Start of Supplied material

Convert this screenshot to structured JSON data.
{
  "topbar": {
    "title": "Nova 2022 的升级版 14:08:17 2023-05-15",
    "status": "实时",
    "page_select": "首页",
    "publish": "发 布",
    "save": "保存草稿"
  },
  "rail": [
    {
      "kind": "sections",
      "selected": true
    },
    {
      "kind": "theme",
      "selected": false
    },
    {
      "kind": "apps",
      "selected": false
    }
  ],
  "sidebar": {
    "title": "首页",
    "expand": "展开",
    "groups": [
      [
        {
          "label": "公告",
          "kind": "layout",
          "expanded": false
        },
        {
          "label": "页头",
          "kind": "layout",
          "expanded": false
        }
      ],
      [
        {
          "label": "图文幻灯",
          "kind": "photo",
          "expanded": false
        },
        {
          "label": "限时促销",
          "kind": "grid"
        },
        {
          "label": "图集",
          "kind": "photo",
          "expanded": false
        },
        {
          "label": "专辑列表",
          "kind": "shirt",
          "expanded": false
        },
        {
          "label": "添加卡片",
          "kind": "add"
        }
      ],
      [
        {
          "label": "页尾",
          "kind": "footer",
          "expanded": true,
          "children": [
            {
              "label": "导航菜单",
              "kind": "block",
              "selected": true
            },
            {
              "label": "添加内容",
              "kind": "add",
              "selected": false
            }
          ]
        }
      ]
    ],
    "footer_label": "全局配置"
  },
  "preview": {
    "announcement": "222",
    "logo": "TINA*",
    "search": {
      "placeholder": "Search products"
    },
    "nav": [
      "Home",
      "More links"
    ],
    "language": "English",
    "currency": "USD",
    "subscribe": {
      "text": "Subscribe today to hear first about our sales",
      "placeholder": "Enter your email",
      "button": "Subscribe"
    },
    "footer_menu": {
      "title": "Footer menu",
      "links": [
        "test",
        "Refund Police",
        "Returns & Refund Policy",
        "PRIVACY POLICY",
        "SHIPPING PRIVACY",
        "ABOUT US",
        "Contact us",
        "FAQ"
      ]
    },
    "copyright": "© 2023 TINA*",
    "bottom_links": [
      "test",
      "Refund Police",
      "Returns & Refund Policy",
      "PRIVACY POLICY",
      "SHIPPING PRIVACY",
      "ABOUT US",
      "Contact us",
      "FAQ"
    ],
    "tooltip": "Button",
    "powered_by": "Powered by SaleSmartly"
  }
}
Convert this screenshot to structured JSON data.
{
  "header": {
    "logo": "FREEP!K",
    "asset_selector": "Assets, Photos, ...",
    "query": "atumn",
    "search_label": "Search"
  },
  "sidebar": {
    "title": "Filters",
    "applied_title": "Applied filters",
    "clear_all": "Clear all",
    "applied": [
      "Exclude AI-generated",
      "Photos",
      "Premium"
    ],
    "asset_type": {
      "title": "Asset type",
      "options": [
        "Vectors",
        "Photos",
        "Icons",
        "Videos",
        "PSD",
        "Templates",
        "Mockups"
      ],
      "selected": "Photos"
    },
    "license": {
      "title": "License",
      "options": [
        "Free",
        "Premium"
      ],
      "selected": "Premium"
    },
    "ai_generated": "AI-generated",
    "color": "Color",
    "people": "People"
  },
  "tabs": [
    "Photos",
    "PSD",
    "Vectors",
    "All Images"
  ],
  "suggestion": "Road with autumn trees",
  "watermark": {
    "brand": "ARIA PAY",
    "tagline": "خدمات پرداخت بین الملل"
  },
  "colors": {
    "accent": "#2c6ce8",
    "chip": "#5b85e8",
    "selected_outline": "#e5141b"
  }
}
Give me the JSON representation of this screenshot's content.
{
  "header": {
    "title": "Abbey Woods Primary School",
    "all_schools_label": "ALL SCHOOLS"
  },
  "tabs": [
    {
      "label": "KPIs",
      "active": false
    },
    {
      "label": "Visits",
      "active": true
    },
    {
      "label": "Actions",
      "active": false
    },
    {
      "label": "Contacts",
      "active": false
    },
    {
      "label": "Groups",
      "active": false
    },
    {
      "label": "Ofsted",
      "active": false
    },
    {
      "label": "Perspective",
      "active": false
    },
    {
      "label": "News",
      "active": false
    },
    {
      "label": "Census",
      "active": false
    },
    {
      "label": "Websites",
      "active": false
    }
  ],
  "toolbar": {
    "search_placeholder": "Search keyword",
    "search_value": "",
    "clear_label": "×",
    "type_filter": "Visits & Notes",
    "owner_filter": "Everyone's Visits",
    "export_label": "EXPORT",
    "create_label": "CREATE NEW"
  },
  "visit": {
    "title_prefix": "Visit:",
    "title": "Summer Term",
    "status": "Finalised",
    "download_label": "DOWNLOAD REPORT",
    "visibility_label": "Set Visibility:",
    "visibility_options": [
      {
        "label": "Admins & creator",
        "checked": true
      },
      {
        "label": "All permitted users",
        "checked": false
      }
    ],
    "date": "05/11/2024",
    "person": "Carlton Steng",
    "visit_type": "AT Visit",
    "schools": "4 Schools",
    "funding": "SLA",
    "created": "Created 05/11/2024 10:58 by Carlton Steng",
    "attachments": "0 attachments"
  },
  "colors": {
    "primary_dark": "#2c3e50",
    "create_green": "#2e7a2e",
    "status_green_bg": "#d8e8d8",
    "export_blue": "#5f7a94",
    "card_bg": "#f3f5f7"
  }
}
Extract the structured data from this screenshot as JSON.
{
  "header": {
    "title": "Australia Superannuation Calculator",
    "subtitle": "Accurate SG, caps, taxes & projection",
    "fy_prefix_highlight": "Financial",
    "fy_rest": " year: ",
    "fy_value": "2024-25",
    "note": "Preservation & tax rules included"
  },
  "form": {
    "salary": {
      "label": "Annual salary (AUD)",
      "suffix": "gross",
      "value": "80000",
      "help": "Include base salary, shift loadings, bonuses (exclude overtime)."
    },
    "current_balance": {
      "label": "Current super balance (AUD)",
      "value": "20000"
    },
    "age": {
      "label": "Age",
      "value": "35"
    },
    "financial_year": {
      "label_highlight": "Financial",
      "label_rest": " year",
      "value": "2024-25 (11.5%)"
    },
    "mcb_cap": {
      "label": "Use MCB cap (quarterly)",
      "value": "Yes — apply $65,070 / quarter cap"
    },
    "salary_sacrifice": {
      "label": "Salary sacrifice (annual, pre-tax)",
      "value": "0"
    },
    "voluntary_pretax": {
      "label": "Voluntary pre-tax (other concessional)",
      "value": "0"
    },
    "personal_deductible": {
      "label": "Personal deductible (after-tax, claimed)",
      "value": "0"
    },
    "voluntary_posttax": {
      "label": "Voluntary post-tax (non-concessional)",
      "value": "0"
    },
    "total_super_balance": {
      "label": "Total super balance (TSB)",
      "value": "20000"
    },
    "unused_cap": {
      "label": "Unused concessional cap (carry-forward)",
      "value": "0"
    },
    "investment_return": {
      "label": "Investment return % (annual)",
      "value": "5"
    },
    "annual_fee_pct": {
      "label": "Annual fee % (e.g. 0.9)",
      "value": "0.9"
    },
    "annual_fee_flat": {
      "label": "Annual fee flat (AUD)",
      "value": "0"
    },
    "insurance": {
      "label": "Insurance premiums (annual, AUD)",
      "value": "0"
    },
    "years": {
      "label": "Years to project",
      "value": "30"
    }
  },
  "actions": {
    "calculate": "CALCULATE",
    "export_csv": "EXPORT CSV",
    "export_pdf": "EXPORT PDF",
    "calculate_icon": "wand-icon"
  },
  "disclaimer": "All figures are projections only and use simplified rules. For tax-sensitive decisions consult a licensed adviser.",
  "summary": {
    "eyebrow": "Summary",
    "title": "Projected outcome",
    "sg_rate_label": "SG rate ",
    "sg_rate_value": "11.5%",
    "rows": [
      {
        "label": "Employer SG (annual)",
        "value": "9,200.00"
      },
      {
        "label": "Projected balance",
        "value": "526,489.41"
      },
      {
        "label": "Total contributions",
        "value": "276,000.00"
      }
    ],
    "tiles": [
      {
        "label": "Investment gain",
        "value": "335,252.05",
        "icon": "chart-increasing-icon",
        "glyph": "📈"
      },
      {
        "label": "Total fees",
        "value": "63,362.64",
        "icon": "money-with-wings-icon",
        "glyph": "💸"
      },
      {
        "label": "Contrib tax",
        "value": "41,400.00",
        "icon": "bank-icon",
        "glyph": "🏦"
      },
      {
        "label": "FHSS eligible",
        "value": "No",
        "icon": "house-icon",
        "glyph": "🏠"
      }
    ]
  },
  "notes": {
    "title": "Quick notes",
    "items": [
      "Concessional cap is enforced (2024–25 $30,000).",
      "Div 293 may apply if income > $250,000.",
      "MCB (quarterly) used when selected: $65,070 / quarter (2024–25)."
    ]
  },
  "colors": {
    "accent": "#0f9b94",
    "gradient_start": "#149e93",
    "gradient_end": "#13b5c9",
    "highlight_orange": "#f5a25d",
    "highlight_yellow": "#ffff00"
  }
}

End of Supplied material

→ **Brief**: Which lines contain the word "with"? Copy each of them.

→ **Output of the task**:
  "suggestion": "Road with autumn trees",
        "icon": "money-with-wings-icon",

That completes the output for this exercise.